»»

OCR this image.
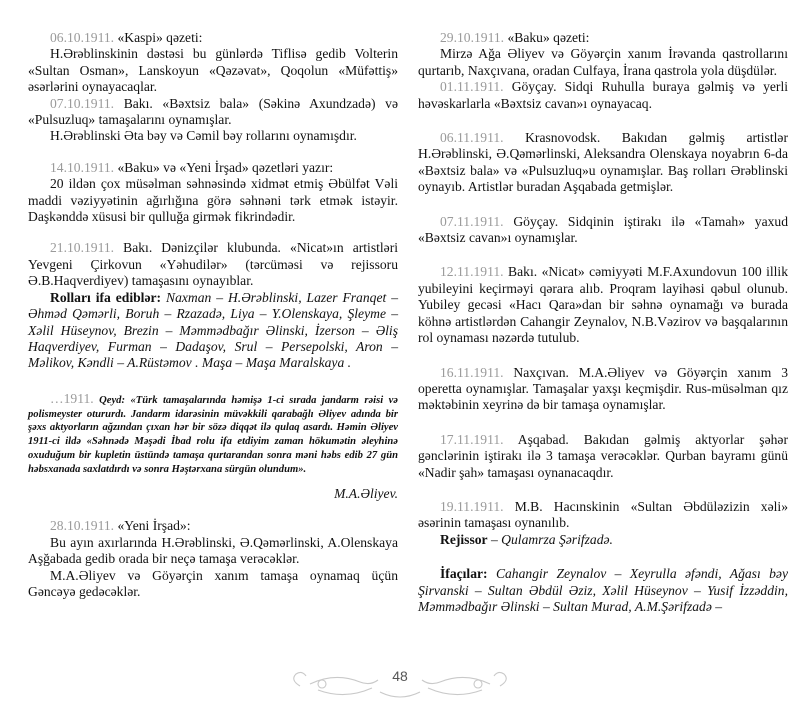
06.10.1911. «Kaspi» qəzeti:

H.Ərəblinskinin dəstəsi bu günlərdə Tiflisə gedib Volterin «Sultan Osman», Lanskoyun «Qəzəvat», Qoqolun «Müfəttiş» əsərlərini oynayacaqlar.

07.10.1911. Bakı. «Bəxtsiz bala» (Səkinə Axundzadə) və «Pulsuzluq» tamaşalarını oynamışlar.

H.Ərəblinski Əta bəy və Cəmil bəy rollarını oynamışdır.

14.10.1911. «Baku» və «Yeni İrşad» qəzetləri yazır:

20 ildən çox müsəlman səhnəsində xidmət etmiş Əbülfət Vəli maddi vəziyyətinin ağırlığına görə səhnəni tərk etmək istəyir. Daşkənddə xüsusi bir qulluğa girmək fikrindədir.

21.10.1911. Bakı. Dənizçilər klubunda. «Nicat»ın artistləri Yevgeni Çirkovun «Yəhudilər» (tərcüməsi və rejissoru Ə.B.Haqverdiyev) tamaşasını oynayıblar.

Rolları ifa ediblər: Naxman – H.Ərəblinski, Lazer Franqet – Əhməd Qəmərli, Boruh – Rzazadə, Liya – Y.Olenskaya, Şleyme – Xəlil Hüseynov, Brezin – Məmmədbağır Əlinski, İzerson – Əliş Haqverdiyev, Furman – Dadaşov, Srul – Persepolski, Aron – Məlikov, Kəndli – A.Rüstəmov . Maşa – Maşa Maralskaya .

…1911. Qeyd: «Türk tamaşalarında həmişə 1-ci sırada jandarm rəisi və polismeyster otururdı. Jandarm idarəsinin müvəkkili qarabağlı Əliyev adında bir şəxs aktyorların ağzından çıxan hər bir sözə diqqət ilə qulaq asardı. Həmin Əliyev 1911-ci ildə «Səhnədə Məşədi İbad rolu ifa etdiyim zaman hökumətin əleyhinə oxuduğum bir kupletin üstündə tamaşa qurtarandan sonra məni həbs edib 27 gün həbsxanada saxlatdırdı və sonra Həştərxana sürgün olundum».

M.A.Əliyev.

28.10.1911. «Yeni İrşad»:

Bu ayın axırlarında H.Ərəblinski, Ə.Qəmərlinski, A.Olenskaya Aşğabada gedib orada bir neçə tamaşa verəcəklər.

M.A.Əliyev və Göyərçin xanım tamaşa oynamaq üçün Gəncəyə gedəcəklər.

29.10.1911. «Baku» qəzeti:

Mirzə Ağa Əliyev və Göyərçin xanım İrəvanda qastrollarını qurtarıb, Naxçıvana, oradan Culfaya, İrana qastrola yola düşdülər.

01.11.1911. Göyçay. Sidqi Ruhulla buraya gəlmiş və yerli həvəskarlarla «Bəxtsiz cavan»ı oynayacaq.

06.11.1911. Krasnovodsk. Bakıdan gəlmiş artistlər H.Ərəblinski, Ə.Qəmərlinski, Aleksandra Olenskaya noyabrın 6-da «Bəxtsiz bala» və «Pulsuzluq»u oynamışlar. Baş rolları Ərəblinski oynayıb. Artistlər buradan Aşqabada getmişlər.

07.11.1911. Göyçay. Sidqinin iştirakı ilə «Tamah» yaxud «Bəxtsiz cavan»ı oynamışlar.

12.11.1911. Bakı. «Nicat» cəmiyyəti M.F.Axundovun 100 illik yubileyini keçirməyi qərara alıb. Proqram layihəsi qəbul olunub. Yubiley gecəsi «Hacı Qara»dan bir səhnə oynamağı və burada köhnə artistlərdən Cahangir Zeynalov, N.B.Vəzirov və başqalarının rol oynaması nəzərdə tutulub.

16.11.1911. Naxçıvan. M.A.Əliyev və Göyərçin xanım 3 operetta oynamışlar. Tamaşalar yaxşı keçmişdir. Rus-müsəlman qız məktəbinin xeyrinə də bir tamaşa oynamışlar.

17.11.1911. Aşqabad. Bakıdan gəlmiş aktyorlar şəhər gənclərinin iştirakı ilə 3 tamaşa verəcəklər. Qurban bayramı günü «Nadir şah» tamaşası oynanacaqdır.

19.11.1911. M.B. Hacınskinin «Sultan Əbdüləzizin xəli» əsərinin tamaşası oynanılıb.

Rejissor – Qulamrza Şərifzadə.

İfaçılar: Cahangir Zeynalov – Xeyrulla əfəndi, Ağası bəy Şirvanski – Sultan Əbdül Əziz, Xəlil Hüseynov – Yusif İzzəddin, Məmmədbağır Əlinski – Sultan Murad, A.M.Şərifzadə –

48
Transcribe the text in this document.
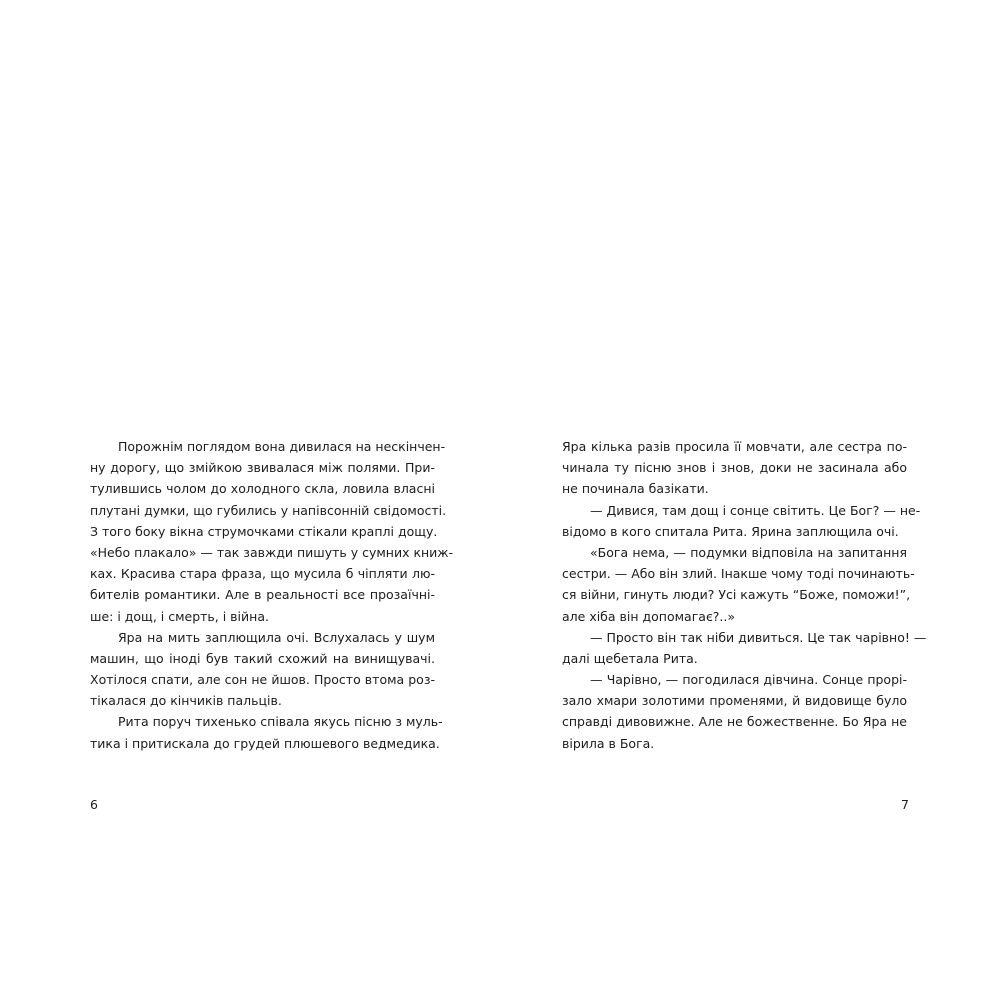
Порожнім поглядом вона дивилася на нескінчен-
ну дорогу, що змійкою звивалася між полями. При-
тулившись чолом до холодного скла, ловила власні
плутані думки, що губились у напівсонній свідомості.
З того боку вікна струмочками стікали краплі дощу.
«Небо плакало» — так завжди пишуть у сумних книж-
ках. Красива стара фраза, що мусила б чіпляти лю-
бителів романтики. Але в реальності все прозаїчні-
ше: і дощ, і смерть, і війна.
Яра на мить заплющила очі. Вслухалась у шум
машин, що іноді був такий схожий на винищувачі.
Хотілося спати, але сон не йшов. Просто втома роз-
тікалася до кінчиків пальців.
Рита поруч тихенько співала якусь пісню з муль-
тика і притискала до грудей плюшевого ведмедика.
Яра кілька разів просила її мовчати, але сестра по-
чинала ту пісню знов і знов, доки не засинала або
не починала базікати.
— Дивися, там дощ і сонце світить. Це Бог? — не-
відомо в кого спитала Рита. Ярина заплющила очі.
«Бога нема, — подумки відповіла на запитання
сестри. — Або він злий. Інакше чому тоді починають-
ся війни, гинуть люди? Усі кажуть “Боже, поможи!”,
але хіба він допомагає?..»
— Просто він так ніби дивиться. Це так чарівно! —
далі щебетала Рита.
— Чарівно, — погодилася дівчина. Сонце прорі-
зало хмари золотими променями, й видовище було
справді дивовижне. Але не божественне. Бо Яра не
вірила в Бога.
6	7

««

Scan the data above; copy every line where "Pulsuzluq" appears.

07.10.1911. Bakı. «Bəxtsiz bala» (Səkinə Axundzadə) və «Pulsuzluq» tamaşalarını oynamışlar.
06.11.1911. Krasnovodsk. Bakıdan gəlmiş artistlər H.Ərəblinski, Ə.Qəmərlinski, Aleksandra Olenskaya noyabrın 6-da «Bəxtsiz bala» və «Pulsuzluq»u oynamışlar. Baş rolları Ərəblinski oynayıb. Artistlər buradan Aşqabada getmişlər.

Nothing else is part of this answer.